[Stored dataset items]
BEGIN

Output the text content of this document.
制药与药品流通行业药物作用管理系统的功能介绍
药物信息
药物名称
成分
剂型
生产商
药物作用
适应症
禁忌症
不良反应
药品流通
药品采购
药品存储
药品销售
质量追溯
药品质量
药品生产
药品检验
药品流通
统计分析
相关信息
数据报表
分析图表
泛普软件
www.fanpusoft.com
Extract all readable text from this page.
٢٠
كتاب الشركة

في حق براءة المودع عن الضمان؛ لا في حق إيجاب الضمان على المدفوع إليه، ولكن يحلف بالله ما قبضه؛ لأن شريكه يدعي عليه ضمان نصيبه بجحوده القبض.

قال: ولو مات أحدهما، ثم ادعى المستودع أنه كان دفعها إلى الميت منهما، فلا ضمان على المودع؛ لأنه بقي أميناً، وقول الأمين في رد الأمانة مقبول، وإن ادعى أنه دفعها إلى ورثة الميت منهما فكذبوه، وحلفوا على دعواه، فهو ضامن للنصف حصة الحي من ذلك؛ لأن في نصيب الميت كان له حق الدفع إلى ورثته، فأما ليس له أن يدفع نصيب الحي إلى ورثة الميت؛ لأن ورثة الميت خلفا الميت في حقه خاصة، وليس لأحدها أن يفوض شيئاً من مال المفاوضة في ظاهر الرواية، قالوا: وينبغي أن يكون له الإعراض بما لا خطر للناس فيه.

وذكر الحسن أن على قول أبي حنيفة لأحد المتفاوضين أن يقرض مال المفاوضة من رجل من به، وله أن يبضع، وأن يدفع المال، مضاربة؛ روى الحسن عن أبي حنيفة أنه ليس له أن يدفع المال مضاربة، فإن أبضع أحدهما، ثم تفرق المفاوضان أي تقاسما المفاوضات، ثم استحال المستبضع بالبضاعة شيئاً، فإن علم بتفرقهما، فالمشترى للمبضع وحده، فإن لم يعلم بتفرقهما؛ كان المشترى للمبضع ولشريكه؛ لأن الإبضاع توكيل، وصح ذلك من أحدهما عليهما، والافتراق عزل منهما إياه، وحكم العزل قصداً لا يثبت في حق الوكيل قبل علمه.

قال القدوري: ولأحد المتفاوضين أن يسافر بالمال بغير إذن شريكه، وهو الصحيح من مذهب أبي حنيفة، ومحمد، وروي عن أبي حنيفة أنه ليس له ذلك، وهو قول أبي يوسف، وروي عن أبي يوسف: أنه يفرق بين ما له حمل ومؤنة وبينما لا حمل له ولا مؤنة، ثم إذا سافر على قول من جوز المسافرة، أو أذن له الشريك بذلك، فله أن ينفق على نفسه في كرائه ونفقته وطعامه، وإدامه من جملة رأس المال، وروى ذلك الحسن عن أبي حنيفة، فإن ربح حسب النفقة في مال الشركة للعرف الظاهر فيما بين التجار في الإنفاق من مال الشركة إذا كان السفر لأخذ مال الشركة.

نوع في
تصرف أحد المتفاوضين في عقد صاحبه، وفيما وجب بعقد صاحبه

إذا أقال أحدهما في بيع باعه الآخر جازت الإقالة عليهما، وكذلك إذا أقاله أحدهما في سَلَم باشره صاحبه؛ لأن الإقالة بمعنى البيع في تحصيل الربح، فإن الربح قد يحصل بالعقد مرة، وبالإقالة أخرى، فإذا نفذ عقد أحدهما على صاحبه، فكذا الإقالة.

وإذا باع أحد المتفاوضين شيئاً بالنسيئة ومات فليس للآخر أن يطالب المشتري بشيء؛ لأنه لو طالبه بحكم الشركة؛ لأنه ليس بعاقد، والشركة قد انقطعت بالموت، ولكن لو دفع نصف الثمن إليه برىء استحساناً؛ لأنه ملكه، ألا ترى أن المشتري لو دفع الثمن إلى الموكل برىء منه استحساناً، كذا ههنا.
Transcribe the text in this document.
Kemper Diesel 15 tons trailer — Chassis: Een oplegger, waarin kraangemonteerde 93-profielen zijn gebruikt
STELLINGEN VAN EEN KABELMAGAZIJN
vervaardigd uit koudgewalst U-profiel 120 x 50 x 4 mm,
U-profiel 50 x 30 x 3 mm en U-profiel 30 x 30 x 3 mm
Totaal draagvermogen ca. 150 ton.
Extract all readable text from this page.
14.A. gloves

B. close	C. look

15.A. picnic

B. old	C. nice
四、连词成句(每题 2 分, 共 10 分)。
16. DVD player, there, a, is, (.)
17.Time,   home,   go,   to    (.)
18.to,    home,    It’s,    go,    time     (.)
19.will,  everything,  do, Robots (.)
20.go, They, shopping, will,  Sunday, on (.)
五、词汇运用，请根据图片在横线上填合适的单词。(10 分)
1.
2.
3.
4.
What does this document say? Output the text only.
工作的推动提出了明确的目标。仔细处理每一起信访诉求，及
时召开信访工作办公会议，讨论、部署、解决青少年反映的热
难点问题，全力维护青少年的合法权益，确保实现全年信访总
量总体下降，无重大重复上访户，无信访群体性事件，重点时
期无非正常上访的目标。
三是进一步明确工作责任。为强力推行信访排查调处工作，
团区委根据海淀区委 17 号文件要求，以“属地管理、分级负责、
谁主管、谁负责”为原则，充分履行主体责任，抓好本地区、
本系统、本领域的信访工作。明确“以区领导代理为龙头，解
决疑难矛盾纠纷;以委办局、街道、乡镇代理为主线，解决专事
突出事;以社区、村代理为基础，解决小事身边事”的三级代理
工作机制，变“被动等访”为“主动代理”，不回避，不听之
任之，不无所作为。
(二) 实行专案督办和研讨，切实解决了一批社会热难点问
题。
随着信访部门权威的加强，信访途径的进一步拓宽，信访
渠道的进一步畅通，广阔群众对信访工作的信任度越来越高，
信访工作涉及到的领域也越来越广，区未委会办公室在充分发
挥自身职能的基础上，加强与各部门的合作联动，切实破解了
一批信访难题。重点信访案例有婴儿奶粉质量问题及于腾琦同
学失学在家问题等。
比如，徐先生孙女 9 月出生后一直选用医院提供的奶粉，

END

**DIRECTIONS FOR THIS TASK**
Return every line of the material exactly.

**EXERCISE RESULT**
Output the text content of this document.
制药与药品流通行业药物作用管理系统的功能介绍
药物信息
药物名称
成分
剂型
生产商
药物作用
适应症
禁忌症
不良反应
药品流通
药品采购
药品存储
药品销售
质量追溯
药品质量
药品生产
药品检验
药品流通
统计分析
相关信息
数据报表
分析图表
泛普软件
www.fanpusoft.com
Extract all readable text from this page.
٢٠
كتاب الشركة

في حق براءة المودع عن الضمان؛ لا في حق إيجاب الضمان على المدفوع إليه، ولكن يحلف بالله ما قبضه؛ لأن شريكه يدعي عليه ضمان نصيبه بجحوده القبض.

قال: ولو مات أحدهما، ثم ادعى المستودع أنه كان دفعها إلى الميت منهما، فلا ضمان على المودع؛ لأنه بقي أميناً، وقول الأمين في رد الأمانة مقبول، وإن ادعى أنه دفعها إلى ورثة الميت منهما فكذبوه، وحلفوا على دعواه، فهو ضامن للنصف حصة الحي من ذلك؛ لأن في نصيب الميت كان له حق الدفع إلى ورثته، فأما ليس له أن يدفع نصيب الحي إلى ورثة الميت؛ لأن ورثة الميت خلفا الميت في حقه خاصة، وليس لأحدها أن يفوض شيئاً من مال المفاوضة في ظاهر الرواية، قالوا: وينبغي أن يكون له الإعراض بما لا خطر للناس فيه.

وذكر الحسن أن على قول أبي حنيفة لأحد المتفاوضين أن يقرض مال المفاوضة من رجل من به، وله أن يبضع، وأن يدفع المال، مضاربة؛ روى الحسن عن أبي حنيفة أنه ليس له أن يدفع المال مضاربة، فإن أبضع أحدهما، ثم تفرق المفاوضان أي تقاسما المفاوضات، ثم استحال المستبضع بالبضاعة شيئاً، فإن علم بتفرقهما، فالمشترى للمبضع وحده، فإن لم يعلم بتفرقهما؛ كان المشترى للمبضع ولشريكه؛ لأن الإبضاع توكيل، وصح ذلك من أحدهما عليهما، والافتراق عزل منهما إياه، وحكم العزل قصداً لا يثبت في حق الوكيل قبل علمه.

قال القدوري: ولأحد المتفاوضين أن يسافر بالمال بغير إذن شريكه، وهو الصحيح من مذهب أبي حنيفة، ومحمد، وروي عن أبي حنيفة أنه ليس له ذلك، وهو قول أبي يوسف، وروي عن أبي يوسف: أنه يفرق بين ما له حمل ومؤنة وبينما لا حمل له ولا مؤنة، ثم إذا سافر على قول من جوز المسافرة، أو أذن له الشريك بذلك، فله أن ينفق على نفسه في كرائه ونفقته وطعامه، وإدامه من جملة رأس المال، وروى ذلك الحسن عن أبي حنيفة، فإن ربح حسب النفقة في مال الشركة للعرف الظاهر فيما بين التجار في الإنفاق من مال الشركة إذا كان السفر لأخذ مال الشركة.

نوع في
تصرف أحد المتفاوضين في عقد صاحبه، وفيما وجب بعقد صاحبه

إذا أقال أحدهما في بيع باعه الآخر جازت الإقالة عليهما، وكذلك إذا أقاله أحدهما في سَلَم باشره صاحبه؛ لأن الإقالة بمعنى البيع في تحصيل الربح، فإن الربح قد يحصل بالعقد مرة، وبالإقالة أخرى، فإذا نفذ عقد أحدهما على صاحبه، فكذا الإقالة.

وإذا باع أحد المتفاوضين شيئاً بالنسيئة ومات فليس للآخر أن يطالب المشتري بشيء؛ لأنه لو طالبه بحكم الشركة؛ لأنه ليس بعاقد، والشركة قد انقطعت بالموت، ولكن لو دفع نصف الثمن إليه برىء استحساناً؛ لأنه ملكه، ألا ترى أن المشتري لو دفع الثمن إلى الموكل برىء منه استحساناً، كذا ههنا.
Transcribe the text in this document.
Kemper Diesel 15 tons trailer — Chassis: Een oplegger, waarin kraangemonteerde 93-profielen zijn gebruikt
STELLINGEN VAN EEN KABELMAGAZIJN
vervaardigd uit koudgewalst U-profiel 120 x 50 x 4 mm,
U-profiel 50 x 30 x 3 mm en U-profiel 30 x 30 x 3 mm
Totaal draagvermogen ca. 150 ton.
Extract all readable text from this page.
14.A. gloves

B. close	C. look

15.A. picnic

B. old	C. nice
四、连词成句(每题 2 分, 共 10 分)。
16. DVD player, there, a, is, (.)
17.Time,   home,   go,   to    (.)
18.to,    home,    It’s,    go,    time     (.)
19.will,  everything,  do, Robots (.)
20.go, They, shopping, will,  Sunday, on (.)
五、词汇运用，请根据图片在横线上填合适的单词。(10 分)
1.
2.
3.
4.
What does this document say? Output the text only.
工作的推动提出了明确的目标。仔细处理每一起信访诉求，及
时召开信访工作办公会议，讨论、部署、解决青少年反映的热
难点问题，全力维护青少年的合法权益，确保实现全年信访总
量总体下降，无重大重复上访户，无信访群体性事件，重点时
期无非正常上访的目标。
三是进一步明确工作责任。为强力推行信访排查调处工作，
团区委根据海淀区委 17 号文件要求，以“属地管理、分级负责、
谁主管、谁负责”为原则，充分履行主体责任，抓好本地区、
本系统、本领域的信访工作。明确“以区领导代理为龙头，解
决疑难矛盾纠纷;以委办局、街道、乡镇代理为主线，解决专事
突出事;以社区、村代理为基础，解决小事身边事”的三级代理
工作机制，变“被动等访”为“主动代理”，不回避，不听之
任之，不无所作为。
(二) 实行专案督办和研讨，切实解决了一批社会热难点问
题。
随着信访部门权威的加强，信访途径的进一步拓宽，信访
渠道的进一步畅通，广阔群众对信访工作的信任度越来越高，
信访工作涉及到的领域也越来越广，区未委会办公室在充分发
挥自身职能的基础上，加强与各部门的合作联动，切实破解了
一批信访难题。重点信访案例有婴儿奶粉质量问题及于腾琦同
学失学在家问题等。
比如，徐先生孙女 9 月出生后一直选用医院提供的奶粉，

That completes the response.